Skip the pictures. Reproduce all other material exactly.

> Stored dataset items:
........

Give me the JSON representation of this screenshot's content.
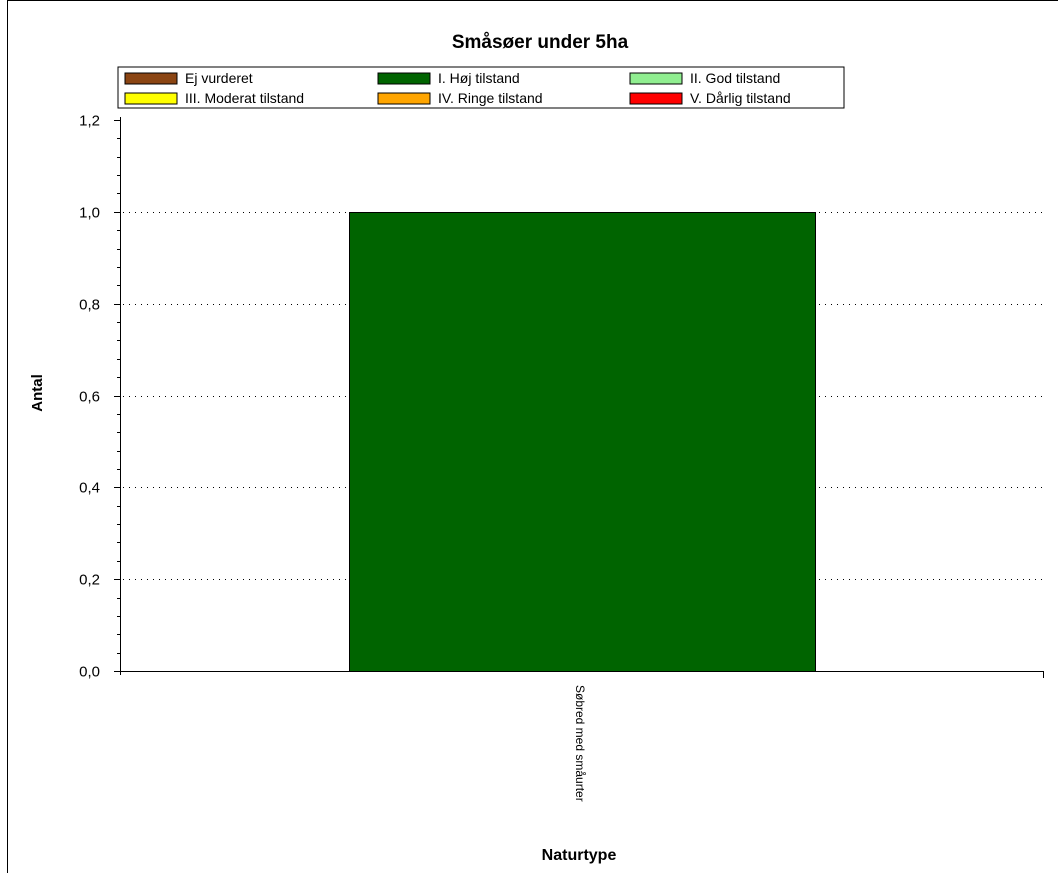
{
  "chart_data": {
    "type": "bar",
    "title": "Småsøer under 5ha",
    "xlabel": "Naturtype",
    "ylabel": "Antal",
    "categories": [
      "Søbred med småurter"
    ],
    "series": [
      {
        "name": "Ej vurderet",
        "color": "#8B4513",
        "values": [
          0
        ]
      },
      {
        "name": "I. Høj tilstand",
        "color": "#006400",
        "values": [
          1.0
        ]
      },
      {
        "name": "II. God tilstand",
        "color": "#90EE90",
        "values": [
          0
        ]
      },
      {
        "name": "III. Moderat tilstand",
        "color": "#FFFF00",
        "values": [
          0
        ]
      },
      {
        "name": "IV. Ringe tilstand",
        "color": "#FFA500",
        "values": [
          0
        ]
      },
      {
        "name": "V. Dårlig tilstand",
        "color": "#FF0000",
        "values": [
          0
        ]
      }
    ],
    "ylim": [
      0,
      1.2
    ],
    "yticks": [
      "0,0",
      "0,2",
      "0,4",
      "0,6",
      "0,8",
      "1,0",
      "1,2"
    ],
    "grid": "horizontal-dotted",
    "legend_position": "top"
  }
}
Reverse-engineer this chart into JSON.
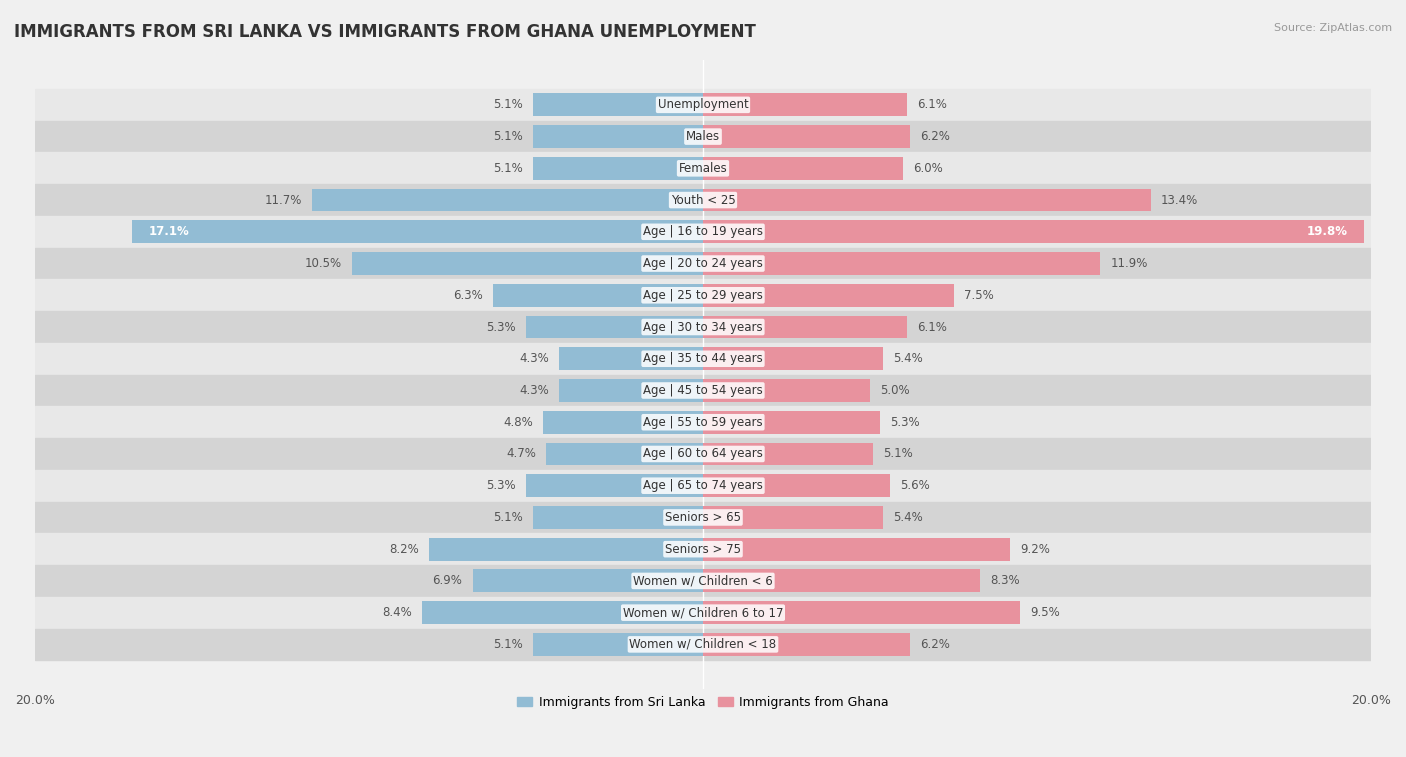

........

> Result of the task:
Give me the JSON representation of this screenshot's content.
{
  "chart_data": {
    "type": "bar",
    "title": "Småsøer under 5ha",
    "xlabel": "Naturtype",
    "ylabel": "Antal",
    "categories": [
      "Søbred med småurter"
    ],
    "series": [
      {
        "name": "Ej vurderet",
        "color": "#8B4513",
        "values": [
          0
        ]
      },
      {
        "name": "I. Høj tilstand",
        "color": "#006400",
        "values": [
          1.0
        ]
      },
      {
        "name": "II. God tilstand",
        "color": "#90EE90",
        "values": [
          0
        ]
      },
      {
        "name": "III. Moderat tilstand",
        "color": "#FFFF00",
        "values": [
          0
        ]
      },
      {
        "name": "IV. Ringe tilstand",
        "color": "#FFA500",
        "values": [
          0
        ]
      },
      {
        "name": "V. Dårlig tilstand",
        "color": "#FF0000",
        "values": [
          0
        ]
      }
    ],
    "ylim": [
      0,
      1.2
    ],
    "yticks": [
      "0,0",
      "0,2",
      "0,4",
      "0,6",
      "0,8",
      "1,0",
      "1,2"
    ],
    "grid": "horizontal-dotted",
    "legend_position": "top"
  }
}
Reverse-engineer this chart into JSON.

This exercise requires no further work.